[Start]
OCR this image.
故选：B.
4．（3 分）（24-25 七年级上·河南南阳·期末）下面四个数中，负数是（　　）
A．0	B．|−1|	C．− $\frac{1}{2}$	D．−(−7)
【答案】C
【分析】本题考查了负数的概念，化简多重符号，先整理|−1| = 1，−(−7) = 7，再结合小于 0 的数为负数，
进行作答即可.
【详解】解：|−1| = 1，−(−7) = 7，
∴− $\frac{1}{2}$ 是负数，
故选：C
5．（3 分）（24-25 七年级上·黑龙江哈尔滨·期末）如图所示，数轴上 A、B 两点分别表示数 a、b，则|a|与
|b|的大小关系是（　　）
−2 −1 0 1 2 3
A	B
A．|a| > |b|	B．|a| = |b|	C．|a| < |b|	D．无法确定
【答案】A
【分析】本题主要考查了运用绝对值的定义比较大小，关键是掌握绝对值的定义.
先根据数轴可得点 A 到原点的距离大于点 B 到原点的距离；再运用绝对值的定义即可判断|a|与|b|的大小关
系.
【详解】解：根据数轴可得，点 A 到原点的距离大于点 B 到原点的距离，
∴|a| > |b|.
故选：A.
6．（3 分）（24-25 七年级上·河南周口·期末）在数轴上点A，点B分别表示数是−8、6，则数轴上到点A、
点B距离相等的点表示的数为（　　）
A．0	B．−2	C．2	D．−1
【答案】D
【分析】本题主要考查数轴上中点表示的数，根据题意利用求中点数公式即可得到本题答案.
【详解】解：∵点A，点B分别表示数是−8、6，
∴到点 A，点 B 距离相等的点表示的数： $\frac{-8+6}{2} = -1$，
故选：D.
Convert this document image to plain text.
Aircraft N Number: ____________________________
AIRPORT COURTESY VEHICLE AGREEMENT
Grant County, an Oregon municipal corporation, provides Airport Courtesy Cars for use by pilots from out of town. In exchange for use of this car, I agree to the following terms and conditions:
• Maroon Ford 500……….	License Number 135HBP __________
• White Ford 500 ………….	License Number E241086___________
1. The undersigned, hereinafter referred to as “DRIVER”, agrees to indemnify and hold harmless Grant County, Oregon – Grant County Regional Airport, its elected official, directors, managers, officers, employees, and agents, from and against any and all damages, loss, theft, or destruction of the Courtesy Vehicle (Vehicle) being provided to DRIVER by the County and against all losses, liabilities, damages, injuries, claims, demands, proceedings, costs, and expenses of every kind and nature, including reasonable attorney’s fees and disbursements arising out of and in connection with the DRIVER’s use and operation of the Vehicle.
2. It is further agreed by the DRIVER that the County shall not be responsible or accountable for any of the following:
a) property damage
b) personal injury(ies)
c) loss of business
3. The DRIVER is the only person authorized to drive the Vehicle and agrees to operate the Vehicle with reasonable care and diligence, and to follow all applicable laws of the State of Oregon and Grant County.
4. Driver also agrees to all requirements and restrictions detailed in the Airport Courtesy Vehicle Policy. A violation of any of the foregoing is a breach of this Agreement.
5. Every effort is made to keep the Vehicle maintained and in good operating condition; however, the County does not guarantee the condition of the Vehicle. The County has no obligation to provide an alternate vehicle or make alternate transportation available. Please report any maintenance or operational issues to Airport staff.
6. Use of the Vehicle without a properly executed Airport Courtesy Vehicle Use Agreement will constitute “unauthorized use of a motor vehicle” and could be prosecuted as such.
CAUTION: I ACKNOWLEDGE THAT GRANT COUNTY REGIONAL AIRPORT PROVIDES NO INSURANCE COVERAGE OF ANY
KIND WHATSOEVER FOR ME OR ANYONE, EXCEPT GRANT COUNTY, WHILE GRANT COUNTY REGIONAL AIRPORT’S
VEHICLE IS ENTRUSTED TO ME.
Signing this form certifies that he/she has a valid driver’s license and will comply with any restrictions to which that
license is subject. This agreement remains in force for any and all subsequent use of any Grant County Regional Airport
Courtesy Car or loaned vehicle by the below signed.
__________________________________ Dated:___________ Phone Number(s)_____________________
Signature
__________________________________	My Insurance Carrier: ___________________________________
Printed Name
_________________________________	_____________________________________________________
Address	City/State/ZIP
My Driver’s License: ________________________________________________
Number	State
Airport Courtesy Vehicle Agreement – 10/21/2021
[End]
DIRECTIVE: Your task is to retype all of the records exactly.

OUTPUT FOR THIS EXERCISE:
OCR this image.
故选：B.
4．（3 分）（24-25 七年级上·河南南阳·期末）下面四个数中，负数是（　　）
A．0	B．|−1|	C．− $\frac{1}{2}$	D．−(−7)
【答案】C
【分析】本题考查了负数的概念，化简多重符号，先整理|−1| = 1，−(−7) = 7，再结合小于 0 的数为负数，
进行作答即可.
【详解】解：|−1| = 1，−(−7) = 7，
∴− $\frac{1}{2}$ 是负数，
故选：C
5．（3 分）（24-25 七年级上·黑龙江哈尔滨·期末）如图所示，数轴上 A、B 两点分别表示数 a、b，则|a|与
|b|的大小关系是（　　）
−2 −1 0 1 2 3
A	B
A．|a| > |b|	B．|a| = |b|	C．|a| < |b|	D．无法确定
【答案】A
【分析】本题主要考查了运用绝对值的定义比较大小，关键是掌握绝对值的定义.
先根据数轴可得点 A 到原点的距离大于点 B 到原点的距离；再运用绝对值的定义即可判断|a|与|b|的大小关
系.
【详解】解：根据数轴可得，点 A 到原点的距离大于点 B 到原点的距离，
∴|a| > |b|.
故选：A.
6．（3 分）（24-25 七年级上·河南周口·期末）在数轴上点A，点B分别表示数是−8、6，则数轴上到点A、
点B距离相等的点表示的数为（　　）
A．0	B．−2	C．2	D．−1
【答案】D
【分析】本题主要考查数轴上中点表示的数，根据题意利用求中点数公式即可得到本题答案.
【详解】解：∵点A，点B分别表示数是−8、6，
∴到点 A，点 B 距离相等的点表示的数： $\frac{-8+6}{2} = -1$，
故选：D.
Convert this document image to plain text.
Aircraft N Number: ____________________________
AIRPORT COURTESY VEHICLE AGREEMENT
Grant County, an Oregon municipal corporation, provides Airport Courtesy Cars for use by pilots from out of town. In exchange for use of this car, I agree to the following terms and conditions:
• Maroon Ford 500……….	License Number 135HBP __________
• White Ford 500 ………….	License Number E241086___________
1. The undersigned, hereinafter referred to as “DRIVER”, agrees to indemnify and hold harmless Grant County, Oregon – Grant County Regional Airport, its elected official, directors, managers, officers, employees, and agents, from and against any and all damages, loss, theft, or destruction of the Courtesy Vehicle (Vehicle) being provided to DRIVER by the County and against all losses, liabilities, damages, injuries, claims, demands, proceedings, costs, and expenses of every kind and nature, including reasonable attorney’s fees and disbursements arising out of and in connection with the DRIVER’s use and operation of the Vehicle.
2. It is further agreed by the DRIVER that the County shall not be responsible or accountable for any of the following:
a) property damage
b) personal injury(ies)
c) loss of business
3. The DRIVER is the only person authorized to drive the Vehicle and agrees to operate the Vehicle with reasonable care and diligence, and to follow all applicable laws of the State of Oregon and Grant County.
4. Driver also agrees to all requirements and restrictions detailed in the Airport Courtesy Vehicle Policy. A violation of any of the foregoing is a breach of this Agreement.
5. Every effort is made to keep the Vehicle maintained and in good operating condition; however, the County does not guarantee the condition of the Vehicle. The County has no obligation to provide an alternate vehicle or make alternate transportation available. Please report any maintenance or operational issues to Airport staff.
6. Use of the Vehicle without a properly executed Airport Courtesy Vehicle Use Agreement will constitute “unauthorized use of a motor vehicle” and could be prosecuted as such.
CAUTION: I ACKNOWLEDGE THAT GRANT COUNTY REGIONAL AIRPORT PROVIDES NO INSURANCE COVERAGE OF ANY
KIND WHATSOEVER FOR ME OR ANYONE, EXCEPT GRANT COUNTY, WHILE GRANT COUNTY REGIONAL AIRPORT’S
VEHICLE IS ENTRUSTED TO ME.
Signing this form certifies that he/she has a valid driver’s license and will comply with any restrictions to which that
license is subject. This agreement remains in force for any and all subsequent use of any Grant County Regional Airport
Courtesy Car or loaned vehicle by the below signed.
__________________________________ Dated:___________ Phone Number(s)_____________________
Signature
__________________________________	My Insurance Carrier: ___________________________________
Printed Name
_________________________________	_____________________________________________________
Address	City/State/ZIP
My Driver’s License: ________________________________________________
Number	State
Airport Courtesy Vehicle Agreement – 10/21/2021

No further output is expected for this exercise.